__Consigne A__
Résumez le texte en deux phrases.

+++ Texte +++

Suivant notre fable, avec Louis XVI, c’est la belle langue de l’Académie qu’on aurait donc aussi tuée : l’esprit de Richelieu. S’en souvenir, c’est peut-être perpétrer chaque fois de nouveau ce meurtre. Parler un peu la langue mineure qui a toujours travaillé, dans le français, sous le latin, à refaire surface. Ne serait-ce qu’à en défier la syntaxe. Reflux anamnésique d’un autre idiome, telle notre langue parlée d’ouvriers ou de paysans bien ancrée dans ses particularités régionales avant qu’on nous envoie en masse dans les écoles de la République pour nous arracher notre accent et nos drôles de tournures idiomatiques. Ibidem pour cette langue argotique des cités qui jaillit en tous lieux comme des modèles de langues expérimentales étrangères au monopole langagier du système. Modèles de résistance parlée dont l’un des buts est justement de ne se faire pas comprendre. C’est cette puissance politiquement dangereuse et inventive des langages, dans leurs particularités et leur pluralité, que le français académique voulut définitivement anéantir, il y a bientôt quatre cents ans, avec, en tête, l’idée d’instaurer une langue servant la communication claire et distincte en tout point du territoire. Qu’on ravale nos patois ! Sinon procès politique en vue. Que l’on pense aux Bretons. Et c’est encore ce que l’on veut de nous, partout : du communicable. À l’échelle mondiale aujourd’hui. Un seul idiome pour la grande communauté fraternelle des homo economicus. Puisque tout système a besoin d’une langue unique pour se communiquer et étendre son pouvoir sur les âmes et les corps. Universellement. Un langage commun pour une vision commune du monde et de l’humanité.

+++

__Consigne B__
Relevez, parmi les lignes ci-dessous, chacune de celles qui contiennent la chaîne « filebin », en tenant compte de la casse.

+++ Données fournies +++

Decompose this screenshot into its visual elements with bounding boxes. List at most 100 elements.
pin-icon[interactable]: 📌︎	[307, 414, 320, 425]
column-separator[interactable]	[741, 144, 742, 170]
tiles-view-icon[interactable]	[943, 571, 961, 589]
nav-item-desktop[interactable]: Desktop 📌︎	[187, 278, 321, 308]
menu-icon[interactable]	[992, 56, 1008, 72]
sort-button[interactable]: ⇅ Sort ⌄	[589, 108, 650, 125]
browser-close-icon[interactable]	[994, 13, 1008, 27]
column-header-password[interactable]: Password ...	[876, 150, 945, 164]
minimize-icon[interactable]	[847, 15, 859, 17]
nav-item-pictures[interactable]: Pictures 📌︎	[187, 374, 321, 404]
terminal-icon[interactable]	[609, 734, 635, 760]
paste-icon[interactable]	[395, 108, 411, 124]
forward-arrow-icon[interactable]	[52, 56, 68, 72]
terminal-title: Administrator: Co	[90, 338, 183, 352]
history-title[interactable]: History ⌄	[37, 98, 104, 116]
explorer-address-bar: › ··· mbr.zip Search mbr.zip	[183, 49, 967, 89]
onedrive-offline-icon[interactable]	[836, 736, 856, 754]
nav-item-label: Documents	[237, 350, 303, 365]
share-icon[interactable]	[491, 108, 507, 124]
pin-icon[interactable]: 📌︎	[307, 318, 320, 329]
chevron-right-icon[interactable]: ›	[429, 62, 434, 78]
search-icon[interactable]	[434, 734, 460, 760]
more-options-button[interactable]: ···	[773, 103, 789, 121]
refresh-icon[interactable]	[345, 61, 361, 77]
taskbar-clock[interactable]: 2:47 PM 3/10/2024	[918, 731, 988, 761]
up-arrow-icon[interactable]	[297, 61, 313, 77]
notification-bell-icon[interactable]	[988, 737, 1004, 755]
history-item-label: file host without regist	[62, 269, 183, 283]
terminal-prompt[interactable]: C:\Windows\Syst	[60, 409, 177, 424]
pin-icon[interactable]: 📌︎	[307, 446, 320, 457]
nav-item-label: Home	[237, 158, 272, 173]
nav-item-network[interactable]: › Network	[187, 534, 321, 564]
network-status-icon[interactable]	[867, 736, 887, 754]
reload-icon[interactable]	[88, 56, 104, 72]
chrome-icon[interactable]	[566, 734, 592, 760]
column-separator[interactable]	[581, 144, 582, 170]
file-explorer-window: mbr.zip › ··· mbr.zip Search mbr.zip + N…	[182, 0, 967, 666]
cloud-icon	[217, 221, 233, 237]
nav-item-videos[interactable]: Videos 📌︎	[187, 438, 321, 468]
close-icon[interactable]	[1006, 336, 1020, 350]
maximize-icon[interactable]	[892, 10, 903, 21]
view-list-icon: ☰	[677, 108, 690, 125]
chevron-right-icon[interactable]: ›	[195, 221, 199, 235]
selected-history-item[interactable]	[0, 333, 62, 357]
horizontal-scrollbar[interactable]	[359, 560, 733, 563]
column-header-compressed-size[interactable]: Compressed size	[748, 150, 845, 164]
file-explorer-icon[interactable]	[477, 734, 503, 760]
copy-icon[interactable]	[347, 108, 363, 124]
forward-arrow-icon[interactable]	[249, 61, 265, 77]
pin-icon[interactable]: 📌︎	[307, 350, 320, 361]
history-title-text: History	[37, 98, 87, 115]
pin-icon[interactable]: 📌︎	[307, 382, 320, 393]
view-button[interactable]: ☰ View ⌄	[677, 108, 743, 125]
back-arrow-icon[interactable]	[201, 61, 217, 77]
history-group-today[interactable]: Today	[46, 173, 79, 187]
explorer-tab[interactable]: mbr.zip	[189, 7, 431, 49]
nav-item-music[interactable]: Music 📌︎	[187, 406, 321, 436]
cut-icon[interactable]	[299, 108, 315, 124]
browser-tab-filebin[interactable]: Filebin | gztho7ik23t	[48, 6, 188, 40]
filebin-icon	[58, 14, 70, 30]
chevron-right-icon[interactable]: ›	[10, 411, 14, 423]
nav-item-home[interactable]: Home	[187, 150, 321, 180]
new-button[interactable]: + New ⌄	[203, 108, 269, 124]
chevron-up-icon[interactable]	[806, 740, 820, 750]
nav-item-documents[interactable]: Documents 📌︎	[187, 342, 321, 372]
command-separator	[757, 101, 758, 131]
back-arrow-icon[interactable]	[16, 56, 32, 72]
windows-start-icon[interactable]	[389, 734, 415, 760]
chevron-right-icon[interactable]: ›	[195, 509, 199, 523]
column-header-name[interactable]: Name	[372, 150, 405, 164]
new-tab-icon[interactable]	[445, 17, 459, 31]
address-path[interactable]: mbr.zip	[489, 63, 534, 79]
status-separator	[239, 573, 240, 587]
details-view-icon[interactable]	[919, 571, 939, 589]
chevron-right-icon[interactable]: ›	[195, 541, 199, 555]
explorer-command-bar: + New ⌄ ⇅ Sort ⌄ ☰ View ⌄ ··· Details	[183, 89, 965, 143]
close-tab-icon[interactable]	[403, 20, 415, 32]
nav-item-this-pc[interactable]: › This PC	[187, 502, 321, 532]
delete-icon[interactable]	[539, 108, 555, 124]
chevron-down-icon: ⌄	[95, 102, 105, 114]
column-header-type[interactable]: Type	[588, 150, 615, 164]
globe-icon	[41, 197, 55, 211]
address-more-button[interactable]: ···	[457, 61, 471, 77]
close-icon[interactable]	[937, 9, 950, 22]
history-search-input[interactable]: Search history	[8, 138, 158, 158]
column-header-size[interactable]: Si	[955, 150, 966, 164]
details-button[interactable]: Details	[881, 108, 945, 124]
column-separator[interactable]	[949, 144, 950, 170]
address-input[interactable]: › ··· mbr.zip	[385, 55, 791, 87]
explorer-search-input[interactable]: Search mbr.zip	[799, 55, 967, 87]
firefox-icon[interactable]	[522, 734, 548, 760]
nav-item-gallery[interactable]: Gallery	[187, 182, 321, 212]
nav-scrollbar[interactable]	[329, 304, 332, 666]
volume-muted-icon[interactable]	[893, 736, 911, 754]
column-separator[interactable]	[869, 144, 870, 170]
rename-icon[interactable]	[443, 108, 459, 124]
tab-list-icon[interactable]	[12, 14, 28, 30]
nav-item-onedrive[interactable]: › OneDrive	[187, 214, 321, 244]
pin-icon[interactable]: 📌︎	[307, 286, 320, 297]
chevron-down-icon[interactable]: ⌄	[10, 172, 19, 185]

+++

__Résultat attendu A__
Le français académique a voulu anéantir, il y a bientôt quatre cents ans, la puissance inventive des langages dans leur pluralité (patois régionaux, argot des cités) pour instaurer une langue de communication claire en tout point du territoire. Aujourd'hui encore, on exige partout du communicable, un seul idiome à l'échelle mondiale, puisque tout système a besoin d'une langue unique pour étendre son pouvoir sur les âmes et les corps.

__Résultat attendu B__
browser-tab-filebin[interactable]: Filebin | gztho7ik23t	[48, 6, 188, 40]
filebin-icon	[58, 14, 70, 30]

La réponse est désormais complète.